━━━ PROVIDED RECORDS

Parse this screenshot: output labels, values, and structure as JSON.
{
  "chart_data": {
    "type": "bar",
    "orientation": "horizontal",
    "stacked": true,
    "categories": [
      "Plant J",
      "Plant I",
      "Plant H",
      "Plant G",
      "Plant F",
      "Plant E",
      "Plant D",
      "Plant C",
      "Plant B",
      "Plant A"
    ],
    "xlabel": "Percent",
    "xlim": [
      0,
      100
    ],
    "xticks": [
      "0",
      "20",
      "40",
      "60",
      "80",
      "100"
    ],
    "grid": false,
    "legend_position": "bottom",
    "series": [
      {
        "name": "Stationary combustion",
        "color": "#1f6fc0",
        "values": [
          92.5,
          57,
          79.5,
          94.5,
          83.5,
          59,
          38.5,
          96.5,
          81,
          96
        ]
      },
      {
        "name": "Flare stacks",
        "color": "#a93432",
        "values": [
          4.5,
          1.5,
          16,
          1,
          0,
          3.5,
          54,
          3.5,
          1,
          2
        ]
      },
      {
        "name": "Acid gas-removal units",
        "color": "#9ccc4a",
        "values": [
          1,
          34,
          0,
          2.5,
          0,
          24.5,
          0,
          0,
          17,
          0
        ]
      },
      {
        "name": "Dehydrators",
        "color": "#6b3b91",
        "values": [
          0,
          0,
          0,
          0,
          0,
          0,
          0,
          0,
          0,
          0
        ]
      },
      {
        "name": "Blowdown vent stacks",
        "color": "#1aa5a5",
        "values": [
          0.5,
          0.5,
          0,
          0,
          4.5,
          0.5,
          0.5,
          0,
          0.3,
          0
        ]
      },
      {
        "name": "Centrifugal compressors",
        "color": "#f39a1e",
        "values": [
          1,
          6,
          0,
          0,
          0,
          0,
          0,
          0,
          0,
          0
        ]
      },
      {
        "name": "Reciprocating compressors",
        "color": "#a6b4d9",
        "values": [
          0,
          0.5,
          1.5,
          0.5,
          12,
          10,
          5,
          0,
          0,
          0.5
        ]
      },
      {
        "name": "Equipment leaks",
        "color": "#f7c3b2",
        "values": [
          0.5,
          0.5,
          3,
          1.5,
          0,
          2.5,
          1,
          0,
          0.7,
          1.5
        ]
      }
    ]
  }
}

━━━━━━

SET TASK:
Restate the whole of the material exactly.

CORRECT ANSWER:
Parse this screenshot: output labels, values, and structure as JSON.
{
  "chart_data": {
    "type": "bar",
    "orientation": "horizontal",
    "stacked": true,
    "categories": [
      "Plant J",
      "Plant I",
      "Plant H",
      "Plant G",
      "Plant F",
      "Plant E",
      "Plant D",
      "Plant C",
      "Plant B",
      "Plant A"
    ],
    "xlabel": "Percent",
    "xlim": [
      0,
      100
    ],
    "xticks": [
      "0",
      "20",
      "40",
      "60",
      "80",
      "100"
    ],
    "grid": false,
    "legend_position": "bottom",
    "series": [
      {
        "name": "Stationary combustion",
        "color": "#1f6fc0",
        "values": [
          92.5,
          57,
          79.5,
          94.5,
          83.5,
          59,
          38.5,
          96.5,
          81,
          96
        ]
      },
      {
        "name": "Flare stacks",
        "color": "#a93432",
        "values": [
          4.5,
          1.5,
          16,
          1,
          0,
          3.5,
          54,
          3.5,
          1,
          2
        ]
      },
      {
        "name": "Acid gas-removal units",
        "color": "#9ccc4a",
        "values": [
          1,
          34,
          0,
          2.5,
          0,
          24.5,
          0,
          0,
          17,
          0
        ]
      },
      {
        "name": "Dehydrators",
        "color": "#6b3b91",
        "values": [
          0,
          0,
          0,
          0,
          0,
          0,
          0,
          0,
          0,
          0
        ]
      },
      {
        "name": "Blowdown vent stacks",
        "color": "#1aa5a5",
        "values": [
          0.5,
          0.5,
          0,
          0,
          4.5,
          0.5,
          0.5,
          0,
          0.3,
          0
        ]
      },
      {
        "name": "Centrifugal compressors",
        "color": "#f39a1e",
        "values": [
          1,
          6,
          0,
          0,
          0,
          0,
          0,
          0,
          0,
          0
        ]
      },
      {
        "name": "Reciprocating compressors",
        "color": "#a6b4d9",
        "values": [
          0,
          0.5,
          1.5,
          0.5,
          12,
          10,
          5,
          0,
          0,
          0.5
        ]
      },
      {
        "name": "Equipment leaks",
        "color": "#f7c3b2",
        "values": [
          0.5,
          0.5,
          3,
          1.5,
          0,
          2.5,
          1,
          0,
          0.7,
          1.5
        ]
      }
    ]
  }
}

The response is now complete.